::: Material provided
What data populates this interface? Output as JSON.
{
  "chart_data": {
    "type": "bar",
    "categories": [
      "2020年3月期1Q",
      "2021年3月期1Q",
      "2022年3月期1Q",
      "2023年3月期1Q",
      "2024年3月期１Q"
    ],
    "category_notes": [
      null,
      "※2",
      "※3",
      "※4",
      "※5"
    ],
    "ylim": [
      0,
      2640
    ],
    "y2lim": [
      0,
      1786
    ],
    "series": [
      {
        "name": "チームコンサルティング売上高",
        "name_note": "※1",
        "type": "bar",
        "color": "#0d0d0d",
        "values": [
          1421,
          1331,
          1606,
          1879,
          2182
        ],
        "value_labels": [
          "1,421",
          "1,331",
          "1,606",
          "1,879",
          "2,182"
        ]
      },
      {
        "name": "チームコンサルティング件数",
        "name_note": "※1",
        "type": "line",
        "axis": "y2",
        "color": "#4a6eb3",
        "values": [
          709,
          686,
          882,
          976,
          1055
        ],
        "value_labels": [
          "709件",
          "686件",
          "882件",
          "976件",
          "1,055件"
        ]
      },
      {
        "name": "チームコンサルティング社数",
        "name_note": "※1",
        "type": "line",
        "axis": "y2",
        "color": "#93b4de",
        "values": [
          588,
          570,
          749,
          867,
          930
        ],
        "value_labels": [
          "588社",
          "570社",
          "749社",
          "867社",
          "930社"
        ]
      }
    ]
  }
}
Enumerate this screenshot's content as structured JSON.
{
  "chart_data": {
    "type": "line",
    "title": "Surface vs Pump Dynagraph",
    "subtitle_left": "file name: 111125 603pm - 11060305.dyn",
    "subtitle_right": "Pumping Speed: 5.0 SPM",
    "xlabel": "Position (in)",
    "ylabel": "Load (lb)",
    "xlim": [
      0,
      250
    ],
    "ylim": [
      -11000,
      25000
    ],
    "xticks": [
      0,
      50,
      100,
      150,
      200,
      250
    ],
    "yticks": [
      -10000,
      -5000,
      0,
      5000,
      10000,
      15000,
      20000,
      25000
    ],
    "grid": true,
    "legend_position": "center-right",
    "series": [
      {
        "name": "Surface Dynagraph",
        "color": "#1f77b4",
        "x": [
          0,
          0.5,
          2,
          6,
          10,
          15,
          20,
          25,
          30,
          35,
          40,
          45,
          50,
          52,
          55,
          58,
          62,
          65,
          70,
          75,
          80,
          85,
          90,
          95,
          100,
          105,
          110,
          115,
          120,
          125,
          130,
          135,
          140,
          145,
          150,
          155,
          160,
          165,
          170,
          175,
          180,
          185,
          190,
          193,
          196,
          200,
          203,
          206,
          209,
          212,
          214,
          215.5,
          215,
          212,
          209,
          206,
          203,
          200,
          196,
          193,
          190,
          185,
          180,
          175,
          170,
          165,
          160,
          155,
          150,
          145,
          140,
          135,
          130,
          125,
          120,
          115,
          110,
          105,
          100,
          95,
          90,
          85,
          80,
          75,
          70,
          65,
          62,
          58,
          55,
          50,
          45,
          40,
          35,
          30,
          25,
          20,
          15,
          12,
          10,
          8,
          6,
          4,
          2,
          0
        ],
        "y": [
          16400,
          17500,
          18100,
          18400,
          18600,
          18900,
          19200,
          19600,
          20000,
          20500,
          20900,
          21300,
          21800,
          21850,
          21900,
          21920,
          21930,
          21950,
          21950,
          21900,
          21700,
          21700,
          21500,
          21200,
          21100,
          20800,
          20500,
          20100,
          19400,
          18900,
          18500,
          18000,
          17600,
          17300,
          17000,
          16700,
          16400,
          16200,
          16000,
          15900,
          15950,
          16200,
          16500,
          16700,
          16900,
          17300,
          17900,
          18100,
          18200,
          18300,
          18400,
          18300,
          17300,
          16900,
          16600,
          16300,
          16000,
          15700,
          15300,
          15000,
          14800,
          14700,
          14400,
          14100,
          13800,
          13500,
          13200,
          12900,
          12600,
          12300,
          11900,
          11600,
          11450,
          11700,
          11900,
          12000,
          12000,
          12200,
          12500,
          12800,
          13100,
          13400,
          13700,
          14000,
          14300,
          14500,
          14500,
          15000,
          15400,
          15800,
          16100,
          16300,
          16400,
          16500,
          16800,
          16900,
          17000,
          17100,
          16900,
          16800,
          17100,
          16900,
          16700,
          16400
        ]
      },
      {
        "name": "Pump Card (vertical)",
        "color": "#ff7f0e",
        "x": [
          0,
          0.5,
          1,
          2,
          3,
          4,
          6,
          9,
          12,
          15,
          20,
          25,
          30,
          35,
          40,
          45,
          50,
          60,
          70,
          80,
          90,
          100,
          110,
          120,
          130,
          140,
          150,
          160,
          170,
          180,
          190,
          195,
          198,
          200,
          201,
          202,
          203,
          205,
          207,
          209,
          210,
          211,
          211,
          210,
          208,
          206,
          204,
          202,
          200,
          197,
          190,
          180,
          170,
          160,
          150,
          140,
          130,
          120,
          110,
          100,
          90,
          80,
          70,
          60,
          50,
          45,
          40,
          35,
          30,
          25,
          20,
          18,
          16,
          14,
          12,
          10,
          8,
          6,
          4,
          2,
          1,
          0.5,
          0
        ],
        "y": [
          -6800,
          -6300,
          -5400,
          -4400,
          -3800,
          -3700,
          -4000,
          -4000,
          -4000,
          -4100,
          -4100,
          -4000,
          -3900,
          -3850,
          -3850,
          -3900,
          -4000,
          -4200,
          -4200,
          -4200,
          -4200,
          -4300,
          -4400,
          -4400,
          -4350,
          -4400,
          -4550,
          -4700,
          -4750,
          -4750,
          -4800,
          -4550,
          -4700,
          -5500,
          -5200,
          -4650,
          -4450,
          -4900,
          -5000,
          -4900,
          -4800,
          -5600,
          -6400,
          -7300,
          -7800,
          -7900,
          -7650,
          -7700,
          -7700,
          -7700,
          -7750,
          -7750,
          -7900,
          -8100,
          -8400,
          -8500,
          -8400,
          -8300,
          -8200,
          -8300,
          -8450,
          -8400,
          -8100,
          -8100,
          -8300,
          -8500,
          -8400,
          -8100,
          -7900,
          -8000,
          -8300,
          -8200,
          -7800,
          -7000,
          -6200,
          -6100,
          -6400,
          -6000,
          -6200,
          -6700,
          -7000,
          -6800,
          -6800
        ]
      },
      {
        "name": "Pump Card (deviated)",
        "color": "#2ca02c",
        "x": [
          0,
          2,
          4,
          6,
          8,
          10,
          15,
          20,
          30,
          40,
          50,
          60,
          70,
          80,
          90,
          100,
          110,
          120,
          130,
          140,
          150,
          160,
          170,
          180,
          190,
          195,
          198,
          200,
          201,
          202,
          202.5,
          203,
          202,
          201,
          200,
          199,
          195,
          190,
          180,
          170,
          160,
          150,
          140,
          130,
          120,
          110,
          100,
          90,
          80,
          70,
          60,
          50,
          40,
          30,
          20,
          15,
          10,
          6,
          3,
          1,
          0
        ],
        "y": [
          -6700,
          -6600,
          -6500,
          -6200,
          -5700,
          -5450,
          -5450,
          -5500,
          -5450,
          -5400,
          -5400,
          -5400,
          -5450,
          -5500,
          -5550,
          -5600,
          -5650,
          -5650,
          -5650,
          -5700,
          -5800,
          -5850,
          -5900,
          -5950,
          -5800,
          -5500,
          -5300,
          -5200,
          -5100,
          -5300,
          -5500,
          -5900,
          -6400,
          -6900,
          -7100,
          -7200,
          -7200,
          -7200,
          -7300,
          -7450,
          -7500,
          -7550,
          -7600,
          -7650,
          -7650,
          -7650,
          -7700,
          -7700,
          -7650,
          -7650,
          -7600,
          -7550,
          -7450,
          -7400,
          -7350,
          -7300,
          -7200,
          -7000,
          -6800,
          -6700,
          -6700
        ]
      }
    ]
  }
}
::::::
- **Set task**:
Copy every record exactly, with nothing added or dropped.

- **Task output**:
What data populates this interface? Output as JSON.
{
  "chart_data": {
    "type": "bar",
    "categories": [
      "2020年3月期1Q",
      "2021年3月期1Q",
      "2022年3月期1Q",
      "2023年3月期1Q",
      "2024年3月期１Q"
    ],
    "category_notes": [
      null,
      "※2",
      "※3",
      "※4",
      "※5"
    ],
    "ylim": [
      0,
      2640
    ],
    "y2lim": [
      0,
      1786
    ],
    "series": [
      {
        "name": "チームコンサルティング売上高",
        "name_note": "※1",
        "type": "bar",
        "color": "#0d0d0d",
        "values": [
          1421,
          1331,
          1606,
          1879,
          2182
        ],
        "value_labels": [
          "1,421",
          "1,331",
          "1,606",
          "1,879",
          "2,182"
        ]
      },
      {
        "name": "チームコンサルティング件数",
        "name_note": "※1",
        "type": "line",
        "axis": "y2",
        "color": "#4a6eb3",
        "values": [
          709,
          686,
          882,
          976,
          1055
        ],
        "value_labels": [
          "709件",
          "686件",
          "882件",
          "976件",
          "1,055件"
        ]
      },
      {
        "name": "チームコンサルティング社数",
        "name_note": "※1",
        "type": "line",
        "axis": "y2",
        "color": "#93b4de",
        "values": [
          588,
          570,
          749,
          867,
          930
        ],
        "value_labels": [
          "588社",
          "570社",
          "749社",
          "867社",
          "930社"
        ]
      }
    ]
  }
}
Enumerate this screenshot's content as structured JSON.
{
  "chart_data": {
    "type": "line",
    "title": "Surface vs Pump Dynagraph",
    "subtitle_left": "file name: 111125 603pm - 11060305.dyn",
    "subtitle_right": "Pumping Speed: 5.0 SPM",
    "xlabel": "Position (in)",
    "ylabel": "Load (lb)",
    "xlim": [
      0,
      250
    ],
    "ylim": [
      -11000,
      25000
    ],
    "xticks": [
      0,
      50,
      100,
      150,
      200,
      250
    ],
    "yticks": [
      -10000,
      -5000,
      0,
      5000,
      10000,
      15000,
      20000,
      25000
    ],
    "grid": true,
    "legend_position": "center-right",
    "series": [
      {
        "name": "Surface Dynagraph",
        "color": "#1f77b4",
        "x": [
          0,
          0.5,
          2,
          6,
          10,
          15,
          20,
          25,
          30,
          35,
          40,
          45,
          50,
          52,
          55,
          58,
          62,
          65,
          70,
          75,
          80,
          85,
          90,
          95,
          100,
          105,
          110,
          115,
          120,
          125,
          130,
          135,
          140,
          145,
          150,
          155,
          160,
          165,
          170,
          175,
          180,
          185,
          190,
          193,
          196,
          200,
          203,
          206,
          209,
          212,
          214,
          215.5,
          215,
          212,
          209,
          206,
          203,
          200,
          196,
          193,
          190,
          185,
          180,
          175,
          170,
          165,
          160,
          155,
          150,
          145,
          140,
          135,
          130,
          125,
          120,
          115,
          110,
          105,
          100,
          95,
          90,
          85,
          80,
          75,
          70,
          65,
          62,
          58,
          55,
          50,
          45,
          40,
          35,
          30,
          25,
          20,
          15,
          12,
          10,
          8,
          6,
          4,
          2,
          0
        ],
        "y": [
          16400,
          17500,
          18100,
          18400,
          18600,
          18900,
          19200,
          19600,
          20000,
          20500,
          20900,
          21300,
          21800,
          21850,
          21900,
          21920,
          21930,
          21950,
          21950,
          21900,
          21700,
          21700,
          21500,
          21200,
          21100,
          20800,
          20500,
          20100,
          19400,
          18900,
          18500,
          18000,
          17600,
          17300,
          17000,
          16700,
          16400,
          16200,
          16000,
          15900,
          15950,
          16200,
          16500,
          16700,
          16900,
          17300,
          17900,
          18100,
          18200,
          18300,
          18400,
          18300,
          17300,
          16900,
          16600,
          16300,
          16000,
          15700,
          15300,
          15000,
          14800,
          14700,
          14400,
          14100,
          13800,
          13500,
          13200,
          12900,
          12600,
          12300,
          11900,
          11600,
          11450,
          11700,
          11900,
          12000,
          12000,
          12200,
          12500,
          12800,
          13100,
          13400,
          13700,
          14000,
          14300,
          14500,
          14500,
          15000,
          15400,
          15800,
          16100,
          16300,
          16400,
          16500,
          16800,
          16900,
          17000,
          17100,
          16900,
          16800,
          17100,
          16900,
          16700,
          16400
        ]
      },
      {
        "name": "Pump Card (vertical)",
        "color": "#ff7f0e",
        "x": [
          0,
          0.5,
          1,
          2,
          3,
          4,
          6,
          9,
          12,
          15,
          20,
          25,
          30,
          35,
          40,
          45,
          50,
          60,
          70,
          80,
          90,
          100,
          110,
          120,
          130,
          140,
          150,
          160,
          170,
          180,
          190,
          195,
          198,
          200,
          201,
          202,
          203,
          205,
          207,
          209,
          210,
          211,
          211,
          210,
          208,
          206,
          204,
          202,
          200,
          197,
          190,
          180,
          170,
          160,
          150,
          140,
          130,
          120,
          110,
          100,
          90,
          80,
          70,
          60,
          50,
          45,
          40,
          35,
          30,
          25,
          20,
          18,
          16,
          14,
          12,
          10,
          8,
          6,
          4,
          2,
          1,
          0.5,
          0
        ],
        "y": [
          -6800,
          -6300,
          -5400,
          -4400,
          -3800,
          -3700,
          -4000,
          -4000,
          -4000,
          -4100,
          -4100,
          -4000,
          -3900,
          -3850,
          -3850,
          -3900,
          -4000,
          -4200,
          -4200,
          -4200,
          -4200,
          -4300,
          -4400,
          -4400,
          -4350,
          -4400,
          -4550,
          -4700,
          -4750,
          -4750,
          -4800,
          -4550,
          -4700,
          -5500,
          -5200,
          -4650,
          -4450,
          -4900,
          -5000,
          -4900,
          -4800,
          -5600,
          -6400,
          -7300,
          -7800,
          -7900,
          -7650,
          -7700,
          -7700,
          -7700,
          -7750,
          -7750,
          -7900,
          -8100,
          -8400,
          -8500,
          -8400,
          -8300,
          -8200,
          -8300,
          -8450,
          -8400,
          -8100,
          -8100,
          -8300,
          -8500,
          -8400,
          -8100,
          -7900,
          -8000,
          -8300,
          -8200,
          -7800,
          -7000,
          -6200,
          -6100,
          -6400,
          -6000,
          -6200,
          -6700,
          -7000,
          -6800,
          -6800
        ]
      },
      {
        "name": "Pump Card (deviated)",
        "color": "#2ca02c",
        "x": [
          0,
          2,
          4,
          6,
          8,
          10,
          15,
          20,
          30,
          40,
          50,
          60,
          70,
          80,
          90,
          100,
          110,
          120,
          130,
          140,
          150,
          160,
          170,
          180,
          190,
          195,
          198,
          200,
          201,
          202,
          202.5,
          203,
          202,
          201,
          200,
          199,
          195,
          190,
          180,
          170,
          160,
          150,
          140,
          130,
          120,
          110,
          100,
          90,
          80,
          70,
          60,
          50,
          40,
          30,
          20,
          15,
          10,
          6,
          3,
          1,
          0
        ],
        "y": [
          -6700,
          -6600,
          -6500,
          -6200,
          -5700,
          -5450,
          -5450,
          -5500,
          -5450,
          -5400,
          -5400,
          -5400,
          -5450,
          -5500,
          -5550,
          -5600,
          -5650,
          -5650,
          -5650,
          -5700,
          -5800,
          -5850,
          -5900,
          -5950,
          -5800,
          -5500,
          -5300,
          -5200,
          -5100,
          -5300,
          -5500,
          -5900,
          -6400,
          -6900,
          -7100,
          -7200,
          -7200,
          -7200,
          -7300,
          -7450,
          -7500,
          -7550,
          -7600,
          -7650,
          -7650,
          -7650,
          -7700,
          -7700,
          -7650,
          -7650,
          -7600,
          -7550,
          -7450,
          -7400,
          -7350,
          -7300,
          -7200,
          -7000,
          -6800,
          -6700,
          -6700
        ]
      }
    ]
  }
}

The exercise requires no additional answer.